--- start ---

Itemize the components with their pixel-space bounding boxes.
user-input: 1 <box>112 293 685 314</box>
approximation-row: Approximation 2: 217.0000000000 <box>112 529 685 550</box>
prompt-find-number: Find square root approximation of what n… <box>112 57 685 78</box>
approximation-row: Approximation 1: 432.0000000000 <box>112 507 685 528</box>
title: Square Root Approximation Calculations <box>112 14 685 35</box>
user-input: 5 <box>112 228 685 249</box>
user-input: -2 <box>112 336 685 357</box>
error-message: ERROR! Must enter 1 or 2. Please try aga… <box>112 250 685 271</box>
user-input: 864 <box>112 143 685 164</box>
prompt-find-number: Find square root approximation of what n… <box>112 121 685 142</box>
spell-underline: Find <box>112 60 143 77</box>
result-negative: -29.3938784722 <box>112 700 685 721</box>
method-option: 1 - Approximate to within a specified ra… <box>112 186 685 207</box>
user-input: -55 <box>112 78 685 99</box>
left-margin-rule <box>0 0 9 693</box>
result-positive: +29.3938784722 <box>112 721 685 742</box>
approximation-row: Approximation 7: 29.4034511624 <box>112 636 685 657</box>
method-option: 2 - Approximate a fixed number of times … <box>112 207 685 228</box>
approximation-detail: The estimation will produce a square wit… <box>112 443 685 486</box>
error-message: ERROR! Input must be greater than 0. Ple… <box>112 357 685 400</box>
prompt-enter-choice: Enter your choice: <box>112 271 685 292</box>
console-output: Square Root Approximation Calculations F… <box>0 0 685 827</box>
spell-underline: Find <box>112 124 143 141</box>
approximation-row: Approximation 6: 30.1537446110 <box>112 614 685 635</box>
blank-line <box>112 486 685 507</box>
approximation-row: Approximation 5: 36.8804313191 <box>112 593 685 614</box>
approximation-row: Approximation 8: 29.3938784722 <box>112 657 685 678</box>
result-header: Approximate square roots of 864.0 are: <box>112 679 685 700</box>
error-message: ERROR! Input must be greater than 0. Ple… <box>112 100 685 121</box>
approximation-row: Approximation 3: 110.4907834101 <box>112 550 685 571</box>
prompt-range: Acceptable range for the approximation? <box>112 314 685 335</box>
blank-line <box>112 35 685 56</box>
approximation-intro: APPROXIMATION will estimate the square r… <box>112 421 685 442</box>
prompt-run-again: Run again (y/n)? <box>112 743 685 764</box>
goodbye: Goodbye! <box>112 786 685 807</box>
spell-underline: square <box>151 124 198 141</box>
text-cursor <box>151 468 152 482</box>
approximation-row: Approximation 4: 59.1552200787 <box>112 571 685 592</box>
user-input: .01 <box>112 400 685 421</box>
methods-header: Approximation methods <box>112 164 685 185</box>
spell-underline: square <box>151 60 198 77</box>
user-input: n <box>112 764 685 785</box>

--- end ---

Please reproduce all of the material above line for line, with no changes.

Itemize the components with their pixel-space bounding boxes.
user-input: 1 <box>112 293 685 314</box>
approximation-row: Approximation 2: 217.0000000000 <box>112 529 685 550</box>
prompt-find-number: Find square root approximation of what n… <box>112 57 685 78</box>
approximation-row: Approximation 1: 432.0000000000 <box>112 507 685 528</box>
title: Square Root Approximation Calculations <box>112 14 685 35</box>
user-input: 5 <box>112 228 685 249</box>
user-input: -2 <box>112 336 685 357</box>
error-message: ERROR! Must enter 1 or 2. Please try aga… <box>112 250 685 271</box>
user-input: 864 <box>112 143 685 164</box>
prompt-find-number: Find square root approximation of what n… <box>112 121 685 142</box>
spell-underline: Find <box>112 60 143 77</box>
result-negative: -29.3938784722 <box>112 700 685 721</box>
method-option: 1 - Approximate to within a specified ra… <box>112 186 685 207</box>
user-input: -55 <box>112 78 685 99</box>
left-margin-rule <box>0 0 9 693</box>
result-positive: +29.3938784722 <box>112 721 685 742</box>
approximation-row: Approximation 7: 29.4034511624 <box>112 636 685 657</box>
method-option: 2 - Approximate a fixed number of times … <box>112 207 685 228</box>
approximation-detail: The estimation will produce a square wit… <box>112 443 685 486</box>
error-message: ERROR! Input must be greater than 0. Ple… <box>112 357 685 400</box>
prompt-enter-choice: Enter your choice: <box>112 271 685 292</box>
console-output: Square Root Approximation Calculations F… <box>0 0 685 827</box>
spell-underline: Find <box>112 124 143 141</box>
approximation-row: Approximation 6: 30.1537446110 <box>112 614 685 635</box>
blank-line <box>112 486 685 507</box>
approximation-row: Approximation 5: 36.8804313191 <box>112 593 685 614</box>
approximation-row: Approximation 8: 29.3938784722 <box>112 657 685 678</box>
result-header: Approximate square roots of 864.0 are: <box>112 679 685 700</box>
error-message: ERROR! Input must be greater than 0. Ple… <box>112 100 685 121</box>
approximation-row: Approximation 3: 110.4907834101 <box>112 550 685 571</box>
prompt-range: Acceptable range for the approximation? <box>112 314 685 335</box>
blank-line <box>112 35 685 56</box>
approximation-intro: APPROXIMATION will estimate the square r… <box>112 421 685 442</box>
prompt-run-again: Run again (y/n)? <box>112 743 685 764</box>
goodbye: Goodbye! <box>112 786 685 807</box>
spell-underline: square <box>151 124 198 141</box>
text-cursor <box>151 468 152 482</box>
approximation-row: Approximation 4: 59.1552200787 <box>112 571 685 592</box>
user-input: .01 <box>112 400 685 421</box>
methods-header: Approximation methods <box>112 164 685 185</box>
spell-underline: square <box>151 60 198 77</box>
user-input: n <box>112 764 685 785</box>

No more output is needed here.